-- begin --

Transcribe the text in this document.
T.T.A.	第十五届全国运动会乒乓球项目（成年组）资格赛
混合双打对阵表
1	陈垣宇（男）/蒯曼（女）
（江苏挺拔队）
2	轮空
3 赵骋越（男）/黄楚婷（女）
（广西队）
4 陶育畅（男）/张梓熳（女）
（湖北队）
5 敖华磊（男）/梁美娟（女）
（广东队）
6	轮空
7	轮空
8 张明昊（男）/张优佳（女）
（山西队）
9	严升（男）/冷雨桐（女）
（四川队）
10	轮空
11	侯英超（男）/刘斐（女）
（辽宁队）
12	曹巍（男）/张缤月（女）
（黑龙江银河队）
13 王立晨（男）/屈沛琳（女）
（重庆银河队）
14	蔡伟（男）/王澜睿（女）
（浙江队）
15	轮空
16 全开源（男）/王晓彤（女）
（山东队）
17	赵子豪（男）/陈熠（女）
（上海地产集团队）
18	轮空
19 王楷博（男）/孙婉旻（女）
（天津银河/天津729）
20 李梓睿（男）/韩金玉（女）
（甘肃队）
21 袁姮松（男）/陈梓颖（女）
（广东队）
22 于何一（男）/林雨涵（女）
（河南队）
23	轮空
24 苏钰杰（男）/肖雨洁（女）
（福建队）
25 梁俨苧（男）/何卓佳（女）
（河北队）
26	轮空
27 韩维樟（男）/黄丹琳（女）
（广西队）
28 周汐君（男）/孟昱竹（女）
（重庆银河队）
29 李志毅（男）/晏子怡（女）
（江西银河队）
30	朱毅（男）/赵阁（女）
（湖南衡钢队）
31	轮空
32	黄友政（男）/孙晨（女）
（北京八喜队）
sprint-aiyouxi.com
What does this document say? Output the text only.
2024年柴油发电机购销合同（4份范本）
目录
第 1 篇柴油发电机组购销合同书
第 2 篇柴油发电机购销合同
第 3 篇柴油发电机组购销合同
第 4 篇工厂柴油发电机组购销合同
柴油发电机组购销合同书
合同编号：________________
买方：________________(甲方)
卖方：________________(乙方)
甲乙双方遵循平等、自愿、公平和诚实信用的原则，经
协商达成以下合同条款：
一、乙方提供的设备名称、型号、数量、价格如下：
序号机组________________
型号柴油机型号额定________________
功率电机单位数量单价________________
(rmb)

-- end --

Exercise: Quote all of the entries verbatim.

Full answer:
Transcribe the text in this document.
T.T.A.	第十五届全国运动会乒乓球项目（成年组）资格赛
混合双打对阵表
1	陈垣宇（男）/蒯曼（女）
（江苏挺拔队）
2	轮空
3 赵骋越（男）/黄楚婷（女）
（广西队）
4 陶育畅（男）/张梓熳（女）
（湖北队）
5 敖华磊（男）/梁美娟（女）
（广东队）
6	轮空
7	轮空
8 张明昊（男）/张优佳（女）
（山西队）
9	严升（男）/冷雨桐（女）
（四川队）
10	轮空
11	侯英超（男）/刘斐（女）
（辽宁队）
12	曹巍（男）/张缤月（女）
（黑龙江银河队）
13 王立晨（男）/屈沛琳（女）
（重庆银河队）
14	蔡伟（男）/王澜睿（女）
（浙江队）
15	轮空
16 全开源（男）/王晓彤（女）
（山东队）
17	赵子豪（男）/陈熠（女）
（上海地产集团队）
18	轮空
19 王楷博（男）/孙婉旻（女）
（天津银河/天津729）
20 李梓睿（男）/韩金玉（女）
（甘肃队）
21 袁姮松（男）/陈梓颖（女）
（广东队）
22 于何一（男）/林雨涵（女）
（河南队）
23	轮空
24 苏钰杰（男）/肖雨洁（女）
（福建队）
25 梁俨苧（男）/何卓佳（女）
（河北队）
26	轮空
27 韩维樟（男）/黄丹琳（女）
（广西队）
28 周汐君（男）/孟昱竹（女）
（重庆银河队）
29 李志毅（男）/晏子怡（女）
（江西银河队）
30	朱毅（男）/赵阁（女）
（湖南衡钢队）
31	轮空
32	黄友政（男）/孙晨（女）
（北京八喜队）
sprint-aiyouxi.com
What does this document say? Output the text only.
2024年柴油发电机购销合同（4份范本）
目录
第 1 篇柴油发电机组购销合同书
第 2 篇柴油发电机购销合同
第 3 篇柴油发电机组购销合同
第 4 篇工厂柴油发电机组购销合同
柴油发电机组购销合同书
合同编号：________________
买方：________________(甲方)
卖方：________________(乙方)
甲乙双方遵循平等、自愿、公平和诚实信用的原则，经
协商达成以下合同条款：
一、乙方提供的设备名称、型号、数量、价格如下：
序号机组________________
型号柴油机型号额定________________
功率电机单位数量单价________________
(rmb)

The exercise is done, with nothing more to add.